WHAT YOU NEED TO DO: Exactly repeat all the records below, omitting the images they hold.

(Extracted data entries)
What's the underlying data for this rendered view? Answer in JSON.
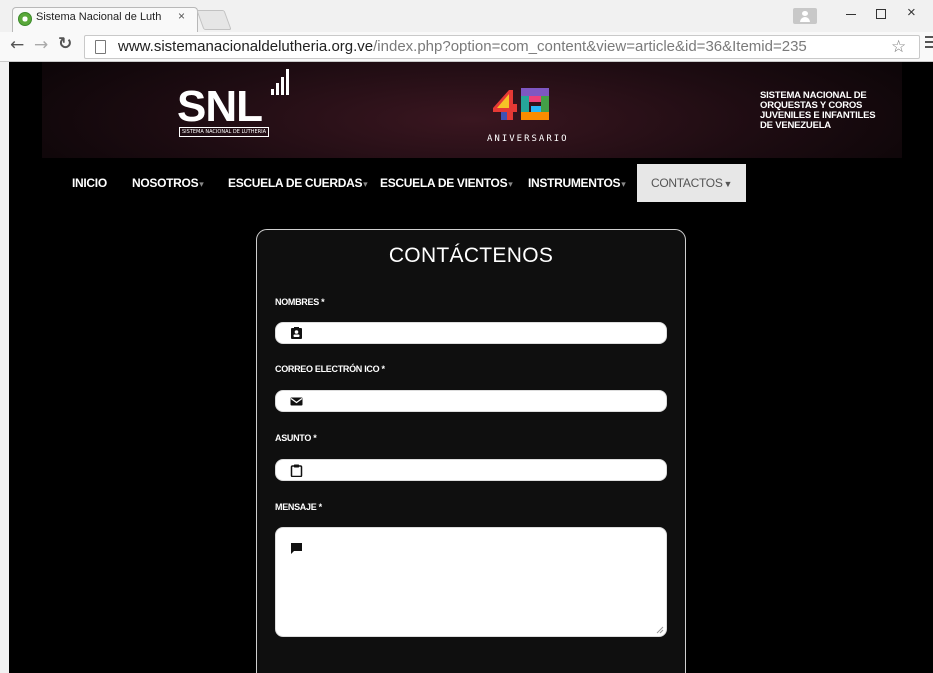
{
  "browser": {
    "tab_title": "Sistema Nacional de Luth",
    "tab_close": "×",
    "url_domain": "www.sistemanacionaldelutheria.org.ve",
    "url_path": "/index.php?option=com_content&view=article&id=36&Itemid=235",
    "window_close": "×"
  },
  "header": {
    "snl_logo_text": "SNL",
    "snl_logo_subtitle": "SISTEMA NACIONAL DE LUTHERIA",
    "anniversary_text": "ANIVERSARIO",
    "sistema_lines": [
      "SISTEMA NACIONAL DE",
      "ORQUESTAS Y COROS",
      "JUVENILES E INFANTILES",
      "DE VENEZUELA"
    ]
  },
  "nav": {
    "items": [
      {
        "label": "INICIO",
        "caret": false
      },
      {
        "label": "NOSOTROS",
        "caret": true
      },
      {
        "label": "ESCUELA DE CUERDAS",
        "caret": true
      },
      {
        "label": "ESCUELA DE VIENTOS",
        "caret": true
      },
      {
        "label": "INSTRUMENTOS",
        "caret": true
      },
      {
        "label": "CONTACTOS",
        "caret": true,
        "active": true
      }
    ]
  },
  "form": {
    "title": "CONTÁCTENOS",
    "nombres_label": "NOMBRES *",
    "correo_label": "CORREO ELECTRÓN ICO *",
    "asunto_label": "ASUNTO *",
    "mensaje_label": "MENSAJE *",
    "nombres_value": "",
    "correo_value": "",
    "asunto_value": "",
    "mensaje_value": ""
  },
  "icons": {
    "nombres": "contact-card-icon",
    "correo": "envelope-icon",
    "asunto": "clipboard-icon",
    "mensaje": "speech-bubble-icon"
  },
  "colors": {
    "page_background": "#000000",
    "active_nav_background": "#e7e7e7",
    "accent_green": "#5aa83a"
  }
}
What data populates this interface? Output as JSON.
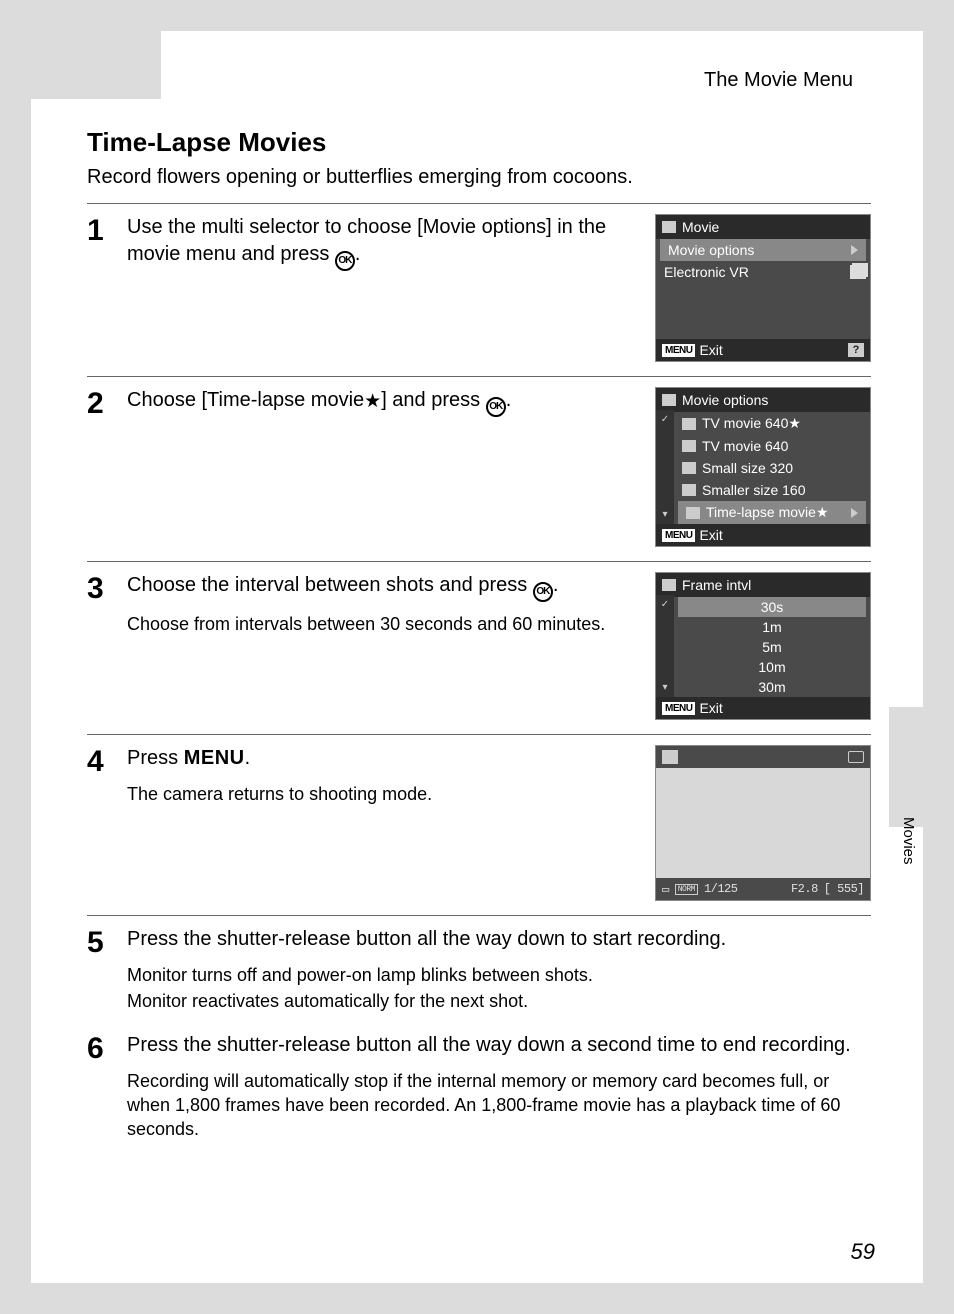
{
  "header": {
    "section": "The Movie Menu"
  },
  "title": "Time-Lapse Movies",
  "subtitle": "Record flowers opening or butterflies emerging from cocoons.",
  "side_label": "Movies",
  "page_number": "59",
  "ok_label": "OK",
  "menu_label": "MENU",
  "star": "★",
  "steps": {
    "s1": {
      "num": "1",
      "text_a": "Use the multi selector to choose [Movie options] in the movie menu and press ",
      "text_b": ".",
      "screen": {
        "title": "Movie",
        "rows": [
          "Movie options",
          "Electronic VR"
        ],
        "exit": "Exit",
        "help": "?"
      }
    },
    "s2": {
      "num": "2",
      "text_a": "Choose [Time-lapse movie",
      "text_b": "] and press ",
      "text_c": ".",
      "screen": {
        "title": "Movie options",
        "rows": [
          "TV movie 640★",
          "TV movie 640",
          "Small size 320",
          "Smaller size 160",
          "Time-lapse movie★"
        ],
        "exit": "Exit"
      }
    },
    "s3": {
      "num": "3",
      "text_a": "Choose the interval between shots and press ",
      "text_b": ".",
      "sub": "Choose from intervals between 30 seconds and 60 minutes.",
      "screen": {
        "title": "Frame intvl",
        "rows": [
          "30s",
          "1m",
          "5m",
          "10m",
          "30m"
        ],
        "exit": "Exit"
      }
    },
    "s4": {
      "num": "4",
      "text_a": "Press ",
      "text_b": ".",
      "sub": "The camera returns to shooting mode.",
      "screen": {
        "norm": "NORM",
        "shutter": "1/125",
        "aperture": "F2.8",
        "count": "[  555]"
      }
    },
    "s5": {
      "num": "5",
      "text": "Press the shutter-release button all the way down to start recording.",
      "sub1": "Monitor turns off and power-on lamp blinks between shots.",
      "sub2": "Monitor reactivates automatically for the next shot."
    },
    "s6": {
      "num": "6",
      "text": "Press the shutter-release button all the way down a second time to end recording.",
      "sub": "Recording will automatically stop if the internal memory or memory card becomes full, or when 1,800 frames have been recorded. An 1,800-frame movie has a playback time of 60 seconds."
    }
  }
}
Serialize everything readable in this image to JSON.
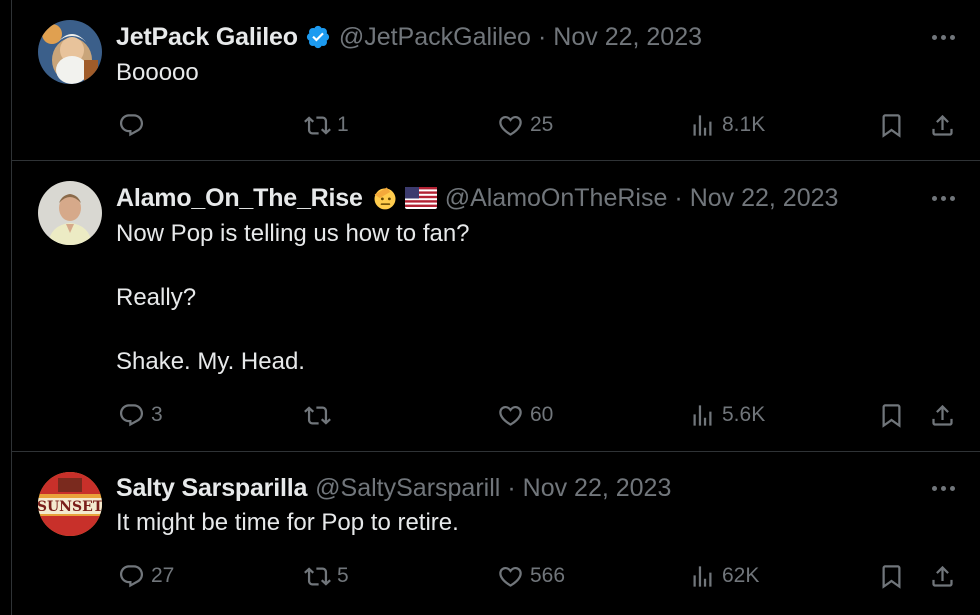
{
  "tweets": [
    {
      "name": "JetPack Galileo",
      "verified": true,
      "handle": "@JetPackGalileo",
      "separator": "·",
      "date": "Nov 22, 2023",
      "text": [
        "Booooo"
      ],
      "replies": "",
      "retweets": "1",
      "likes": "25",
      "views": "8.1K"
    },
    {
      "name": "Alamo_On_The_Rise",
      "verified": false,
      "emoji": [
        "saluting-face",
        "us-flag"
      ],
      "handle": "@AlamoOnTheRise",
      "separator": "·",
      "date": "Nov 22, 2023",
      "text": [
        "Now Pop is telling us how to fan?",
        "Really?",
        "Shake. My. Head."
      ],
      "replies": "3",
      "retweets": "",
      "likes": "60",
      "views": "5.6K"
    },
    {
      "name": "Salty Sarsparilla",
      "verified": false,
      "handle": "@SaltySarsparill",
      "separator": "·",
      "date": "Nov 22, 2023",
      "text": [
        "It might be time for Pop to retire."
      ],
      "avatar_text": "SUNSET",
      "replies": "27",
      "retweets": "5",
      "likes": "566",
      "views": "62K"
    }
  ],
  "colors": {
    "background": "#000000",
    "primary_text": "#e7e9ea",
    "secondary_text": "#71767b",
    "border": "#2f3336",
    "verified": "#1d9bf0"
  }
}
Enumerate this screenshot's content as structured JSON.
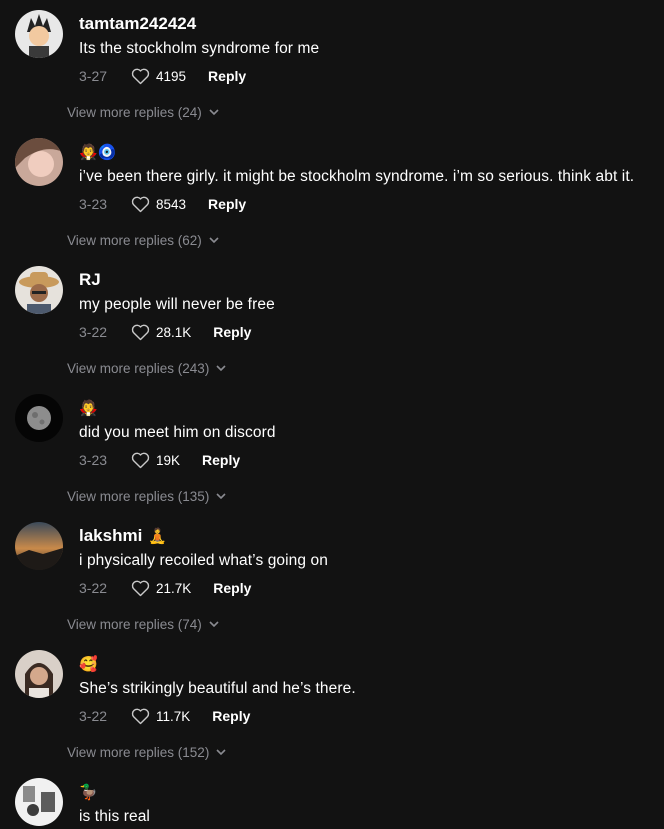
{
  "comments": [
    {
      "author": "tamtam242424",
      "emoji": "",
      "text": "Its the stockholm syndrome for me",
      "date": "3-27",
      "likes": "4195",
      "reply_label": "Reply",
      "more_replies": "View more replies (24)"
    },
    {
      "author": "",
      "emoji": "🧛🧿",
      "text": "i’ve been there girly. it might be stockholm syndrome. i’m so serious. think abt it.",
      "date": "3-23",
      "likes": "8543",
      "reply_label": "Reply",
      "more_replies": "View more replies (62)"
    },
    {
      "author": "RJ",
      "emoji": "",
      "text": "my people will never be free",
      "date": "3-22",
      "likes": "28.1K",
      "reply_label": "Reply",
      "more_replies": "View more replies (243)"
    },
    {
      "author": "",
      "emoji": "🧛",
      "text": "did you meet him on discord",
      "date": "3-23",
      "likes": "19K",
      "reply_label": "Reply",
      "more_replies": "View more replies (135)"
    },
    {
      "author": "lakshmi",
      "emoji": "🧘",
      "text": "i physically recoiled what’s going on",
      "date": "3-22",
      "likes": "21.7K",
      "reply_label": "Reply",
      "more_replies": "View more replies (74)"
    },
    {
      "author": "",
      "emoji": "🥰",
      "text": "She’s strikingly beautiful and he’s there.",
      "date": "3-22",
      "likes": "11.7K",
      "reply_label": "Reply",
      "more_replies": "View more replies (152)"
    },
    {
      "author": "",
      "emoji": "🦆",
      "text": "is this real",
      "date": "",
      "likes": "",
      "reply_label": "",
      "more_replies": ""
    }
  ]
}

TASK ANSWER:
What's the underlying data for this rendered view? Answer in JSON.
{
  "browser": {
    "tab_title": "Sistema Nacional de Luth",
    "tab_close": "×",
    "url_domain": "www.sistemanacionaldelutheria.org.ve",
    "url_path": "/index.php?option=com_content&view=article&id=36&Itemid=235",
    "window_close": "×"
  },
  "header": {
    "snl_logo_text": "SNL",
    "snl_logo_subtitle": "SISTEMA NACIONAL DE LUTHERIA",
    "anniversary_text": "ANIVERSARIO",
    "sistema_lines": [
      "SISTEMA NACIONAL DE",
      "ORQUESTAS Y COROS",
      "JUVENILES E INFANTILES",
      "DE VENEZUELA"
    ]
  },
  "nav": {
    "items": [
      {
        "label": "INICIO",
        "caret": false
      },
      {
        "label": "NOSOTROS",
        "caret": true
      },
      {
        "label": "ESCUELA DE CUERDAS",
        "caret": true
      },
      {
        "label": "ESCUELA DE VIENTOS",
        "caret": true
      },
      {
        "label": "INSTRUMENTOS",
        "caret": true
      },
      {
        "label": "CONTACTOS",
        "caret": true,
        "active": true
      }
    ]
  },
  "form": {
    "title": "CONTÁCTENOS",
    "nombres_label": "NOMBRES *",
    "correo_label": "CORREO ELECTRÓN ICO *",
    "asunto_label": "ASUNTO *",
    "mensaje_label": "MENSAJE *",
    "nombres_value": "",
    "correo_value": "",
    "asunto_value": "",
    "mensaje_value": ""
  },
  "icons": {
    "nombres": "contact-card-icon",
    "correo": "envelope-icon",
    "asunto": "clipboard-icon",
    "mensaje": "speech-bubble-icon"
  },
  "colors": {
    "page_background": "#000000",
    "active_nav_background": "#e7e7e7",
    "accent_green": "#5aa83a"
  }
}
What data populates this interface? Output as JSON.
{
  "header": {
    "section": "The Movie Menu"
  },
  "title": "Time-Lapse Movies",
  "subtitle": "Record flowers opening or butterflies emerging from cocoons.",
  "side_label": "Movies",
  "page_number": "59",
  "ok_label": "OK",
  "menu_label": "MENU",
  "star": "★",
  "steps": {
    "s1": {
      "num": "1",
      "text_a": "Use the multi selector to choose [Movie options] in the movie menu and press ",
      "text_b": ".",
      "screen": {
        "title": "Movie",
        "rows": [
          "Movie options",
          "Electronic VR"
        ],
        "exit": "Exit",
        "help": "?"
      }
    },
    "s2": {
      "num": "2",
      "text_a": "Choose [Time-lapse movie",
      "text_b": "] and press ",
      "text_c": ".",
      "screen": {
        "title": "Movie options",
        "rows": [
          "TV movie 640★",
          "TV movie 640",
          "Small size 320",
          "Smaller size 160",
          "Time-lapse movie★"
        ],
        "exit": "Exit"
      }
    },
    "s3": {
      "num": "3",
      "text_a": "Choose the interval between shots and press ",
      "text_b": ".",
      "sub": "Choose from intervals between 30 seconds and 60 minutes.",
      "screen": {
        "title": "Frame intvl",
        "rows": [
          "30s",
          "1m",
          "5m",
          "10m",
          "30m"
        ],
        "exit": "Exit"
      }
    },
    "s4": {
      "num": "4",
      "text_a": "Press ",
      "text_b": ".",
      "sub": "The camera returns to shooting mode.",
      "screen": {
        "norm": "NORM",
        "shutter": "1/125",
        "aperture": "F2.8",
        "count": "[  555]"
      }
    },
    "s5": {
      "num": "5",
      "text": "Press the shutter-release button all the way down to start recording.",
      "sub1": "Monitor turns off and power-on lamp blinks between shots.",
      "sub2": "Monitor reactivates automatically for the next shot."
    },
    "s6": {
      "num": "6",
      "text": "Press the shutter-release button all the way down a second time to end recording.",
      "sub": "Recording will automatically stop if the internal memory or memory card becomes full, or when 1,800 frames have been recorded. An 1,800-frame movie has a playback time of 60 seconds."
    }
  }
}
Serialize everything readable in this image to JSON.
{
  "tweets": [
    {
      "name": "JetPack Galileo",
      "verified": true,
      "handle": "@JetPackGalileo",
      "separator": "·",
      "date": "Nov 22, 2023",
      "text": [
        "Booooo"
      ],
      "replies": "",
      "retweets": "1",
      "likes": "25",
      "views": "8.1K"
    },
    {
      "name": "Alamo_On_The_Rise",
      "verified": false,
      "emoji": [
        "saluting-face",
        "us-flag"
      ],
      "handle": "@AlamoOnTheRise",
      "separator": "·",
      "date": "Nov 22, 2023",
      "text": [
        "Now Pop is telling us how to fan?",
        "Really?",
        "Shake. My. Head."
      ],
      "replies": "3",
      "retweets": "",
      "likes": "60",
      "views": "5.6K"
    },
    {
      "name": "Salty Sarsparilla",
      "verified": false,
      "handle": "@SaltySarsparill",
      "separator": "·",
      "date": "Nov 22, 2023",
      "text": [
        "It might be time for Pop to retire."
      ],
      "avatar_text": "SUNSET",
      "replies": "27",
      "retweets": "5",
      "likes": "566",
      "views": "62K"
    }
  ],
  "colors": {
    "background": "#000000",
    "primary_text": "#e7e9ea",
    "secondary_text": "#71767b",
    "border": "#2f3336",
    "verified": "#1d9bf0"
  }
}
Enumerate this screenshot's content as structured JSON.
{
  "comments": [
    {
      "author": "tamtam242424",
      "emoji": "",
      "text": "Its the stockholm syndrome for me",
      "date": "3-27",
      "likes": "4195",
      "reply_label": "Reply",
      "more_replies": "View more replies (24)"
    },
    {
      "author": "",
      "emoji": "🧛🧿",
      "text": "i’ve been there girly. it might be stockholm syndrome. i’m so serious. think abt it.",
      "date": "3-23",
      "likes": "8543",
      "reply_label": "Reply",
      "more_replies": "View more replies (62)"
    },
    {
      "author": "RJ",
      "emoji": "",
      "text": "my people will never be free",
      "date": "3-22",
      "likes": "28.1K",
      "reply_label": "Reply",
      "more_replies": "View more replies (243)"
    },
    {
      "author": "",
      "emoji": "🧛",
      "text": "did you meet him on discord",
      "date": "3-23",
      "likes": "19K",
      "reply_label": "Reply",
      "more_replies": "View more replies (135)"
    },
    {
      "author": "lakshmi",
      "emoji": "🧘",
      "text": "i physically recoiled what’s going on",
      "date": "3-22",
      "likes": "21.7K",
      "reply_label": "Reply",
      "more_replies": "View more replies (74)"
    },
    {
      "author": "",
      "emoji": "🥰",
      "text": "She’s strikingly beautiful and he’s there.",
      "date": "3-22",
      "likes": "11.7K",
      "reply_label": "Reply",
      "more_replies": "View more replies (152)"
    },
    {
      "author": "",
      "emoji": "🦆",
      "text": "is this real",
      "date": "",
      "likes": "",
      "reply_label": "",
      "more_replies": ""
    }
  ]
}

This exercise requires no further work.